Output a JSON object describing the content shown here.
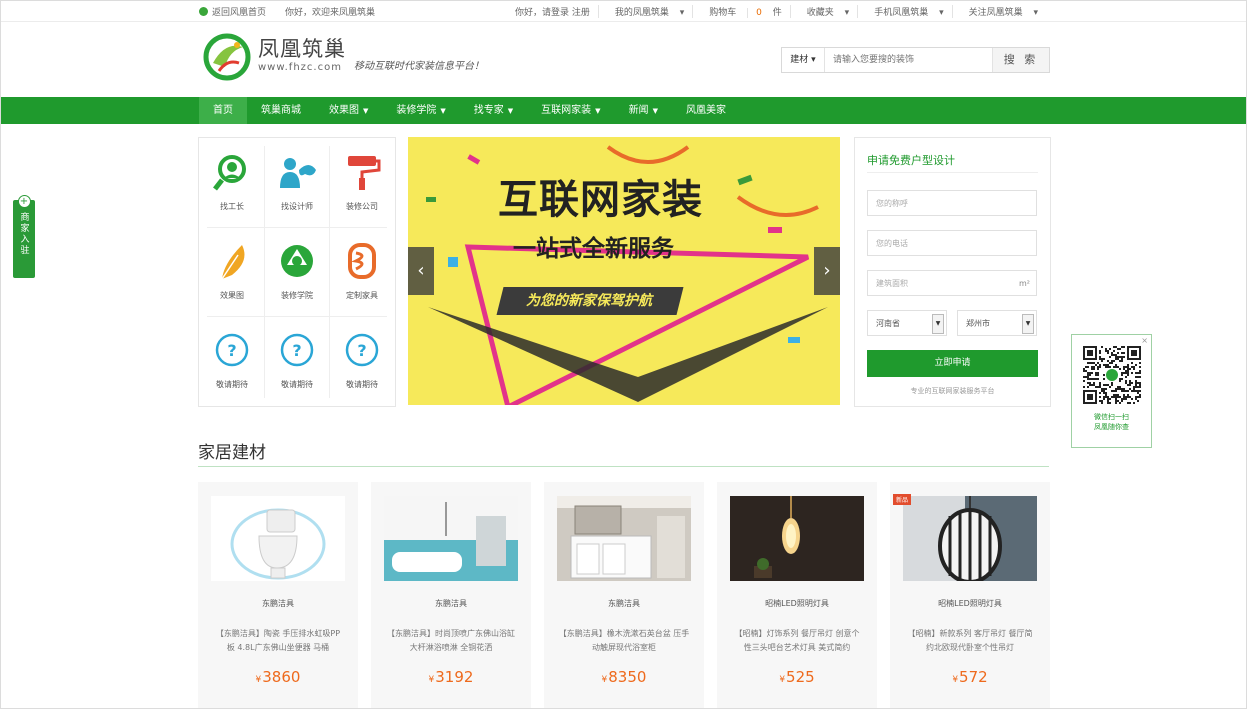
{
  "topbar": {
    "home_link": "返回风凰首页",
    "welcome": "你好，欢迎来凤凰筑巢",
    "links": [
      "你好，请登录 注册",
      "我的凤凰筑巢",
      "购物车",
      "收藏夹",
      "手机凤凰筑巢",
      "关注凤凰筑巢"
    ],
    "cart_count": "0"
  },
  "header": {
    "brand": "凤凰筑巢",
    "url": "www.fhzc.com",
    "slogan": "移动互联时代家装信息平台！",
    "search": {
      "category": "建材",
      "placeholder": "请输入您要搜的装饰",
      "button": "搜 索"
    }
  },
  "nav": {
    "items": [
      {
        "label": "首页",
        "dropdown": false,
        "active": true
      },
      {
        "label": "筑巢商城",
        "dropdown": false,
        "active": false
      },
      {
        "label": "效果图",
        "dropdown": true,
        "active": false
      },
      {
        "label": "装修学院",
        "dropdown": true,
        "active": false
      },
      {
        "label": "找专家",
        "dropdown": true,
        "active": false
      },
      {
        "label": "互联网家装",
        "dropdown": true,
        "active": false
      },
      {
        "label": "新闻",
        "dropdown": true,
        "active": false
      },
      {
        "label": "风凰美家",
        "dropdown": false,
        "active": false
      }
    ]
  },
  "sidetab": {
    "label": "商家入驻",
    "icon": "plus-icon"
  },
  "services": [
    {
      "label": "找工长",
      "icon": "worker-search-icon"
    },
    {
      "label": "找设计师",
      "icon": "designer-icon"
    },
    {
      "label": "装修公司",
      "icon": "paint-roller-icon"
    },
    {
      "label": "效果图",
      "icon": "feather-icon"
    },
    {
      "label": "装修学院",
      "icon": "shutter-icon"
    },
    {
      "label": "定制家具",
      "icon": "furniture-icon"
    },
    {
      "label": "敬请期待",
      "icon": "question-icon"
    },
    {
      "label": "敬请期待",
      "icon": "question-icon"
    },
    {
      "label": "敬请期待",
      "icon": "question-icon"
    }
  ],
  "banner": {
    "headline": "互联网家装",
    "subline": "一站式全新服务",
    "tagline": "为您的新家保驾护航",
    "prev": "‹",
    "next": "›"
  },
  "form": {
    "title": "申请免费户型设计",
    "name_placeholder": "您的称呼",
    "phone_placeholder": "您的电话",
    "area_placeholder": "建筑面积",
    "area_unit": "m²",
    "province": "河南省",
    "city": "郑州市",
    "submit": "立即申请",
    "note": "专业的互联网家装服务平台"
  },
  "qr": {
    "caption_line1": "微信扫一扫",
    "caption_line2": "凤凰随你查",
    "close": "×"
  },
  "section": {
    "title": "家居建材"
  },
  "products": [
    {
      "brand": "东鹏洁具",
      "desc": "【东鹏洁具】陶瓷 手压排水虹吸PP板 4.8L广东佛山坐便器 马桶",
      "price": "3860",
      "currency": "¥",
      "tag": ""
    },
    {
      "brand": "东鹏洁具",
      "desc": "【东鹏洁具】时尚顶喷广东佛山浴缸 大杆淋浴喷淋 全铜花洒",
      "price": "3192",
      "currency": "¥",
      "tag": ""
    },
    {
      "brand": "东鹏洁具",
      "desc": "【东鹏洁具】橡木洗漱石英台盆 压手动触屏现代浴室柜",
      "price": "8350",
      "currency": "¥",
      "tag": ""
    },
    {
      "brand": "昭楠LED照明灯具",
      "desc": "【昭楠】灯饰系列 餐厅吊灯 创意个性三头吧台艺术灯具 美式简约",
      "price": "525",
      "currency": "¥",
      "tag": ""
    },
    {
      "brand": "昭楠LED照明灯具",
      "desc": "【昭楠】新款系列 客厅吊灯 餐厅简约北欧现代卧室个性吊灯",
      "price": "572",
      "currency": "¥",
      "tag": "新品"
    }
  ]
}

§ **AIM OF THE TASK**
Pictures are to be left out; repeat all the remaining data exactly.

§ **THE SOLUTION**
Output a JSON object describing the content shown here.
{
  "topbar": {
    "home_link": "返回风凰首页",
    "welcome": "你好，欢迎来凤凰筑巢",
    "links": [
      "你好，请登录 注册",
      "我的凤凰筑巢",
      "购物车",
      "收藏夹",
      "手机凤凰筑巢",
      "关注凤凰筑巢"
    ],
    "cart_count": "0"
  },
  "header": {
    "brand": "凤凰筑巢",
    "url": "www.fhzc.com",
    "slogan": "移动互联时代家装信息平台！",
    "search": {
      "category": "建材",
      "placeholder": "请输入您要搜的装饰",
      "button": "搜 索"
    }
  },
  "nav": {
    "items": [
      {
        "label": "首页",
        "dropdown": false,
        "active": true
      },
      {
        "label": "筑巢商城",
        "dropdown": false,
        "active": false
      },
      {
        "label": "效果图",
        "dropdown": true,
        "active": false
      },
      {
        "label": "装修学院",
        "dropdown": true,
        "active": false
      },
      {
        "label": "找专家",
        "dropdown": true,
        "active": false
      },
      {
        "label": "互联网家装",
        "dropdown": true,
        "active": false
      },
      {
        "label": "新闻",
        "dropdown": true,
        "active": false
      },
      {
        "label": "风凰美家",
        "dropdown": false,
        "active": false
      }
    ]
  },
  "sidetab": {
    "label": "商家入驻",
    "icon": "plus-icon"
  },
  "services": [
    {
      "label": "找工长",
      "icon": "worker-search-icon"
    },
    {
      "label": "找设计师",
      "icon": "designer-icon"
    },
    {
      "label": "装修公司",
      "icon": "paint-roller-icon"
    },
    {
      "label": "效果图",
      "icon": "feather-icon"
    },
    {
      "label": "装修学院",
      "icon": "shutter-icon"
    },
    {
      "label": "定制家具",
      "icon": "furniture-icon"
    },
    {
      "label": "敬请期待",
      "icon": "question-icon"
    },
    {
      "label": "敬请期待",
      "icon": "question-icon"
    },
    {
      "label": "敬请期待",
      "icon": "question-icon"
    }
  ],
  "banner": {
    "headline": "互联网家装",
    "subline": "一站式全新服务",
    "tagline": "为您的新家保驾护航",
    "prev": "‹",
    "next": "›"
  },
  "form": {
    "title": "申请免费户型设计",
    "name_placeholder": "您的称呼",
    "phone_placeholder": "您的电话",
    "area_placeholder": "建筑面积",
    "area_unit": "m²",
    "province": "河南省",
    "city": "郑州市",
    "submit": "立即申请",
    "note": "专业的互联网家装服务平台"
  },
  "qr": {
    "caption_line1": "微信扫一扫",
    "caption_line2": "凤凰随你查",
    "close": "×"
  },
  "section": {
    "title": "家居建材"
  },
  "products": [
    {
      "brand": "东鹏洁具",
      "desc": "【东鹏洁具】陶瓷 手压排水虹吸PP板 4.8L广东佛山坐便器 马桶",
      "price": "3860",
      "currency": "¥",
      "tag": ""
    },
    {
      "brand": "东鹏洁具",
      "desc": "【东鹏洁具】时尚顶喷广东佛山浴缸 大杆淋浴喷淋 全铜花洒",
      "price": "3192",
      "currency": "¥",
      "tag": ""
    },
    {
      "brand": "东鹏洁具",
      "desc": "【东鹏洁具】橡木洗漱石英台盆 压手动触屏现代浴室柜",
      "price": "8350",
      "currency": "¥",
      "tag": ""
    },
    {
      "brand": "昭楠LED照明灯具",
      "desc": "【昭楠】灯饰系列 餐厅吊灯 创意个性三头吧台艺术灯具 美式简约",
      "price": "525",
      "currency": "¥",
      "tag": ""
    },
    {
      "brand": "昭楠LED照明灯具",
      "desc": "【昭楠】新款系列 客厅吊灯 餐厅简约北欧现代卧室个性吊灯",
      "price": "572",
      "currency": "¥",
      "tag": "新品"
    }
  ]
}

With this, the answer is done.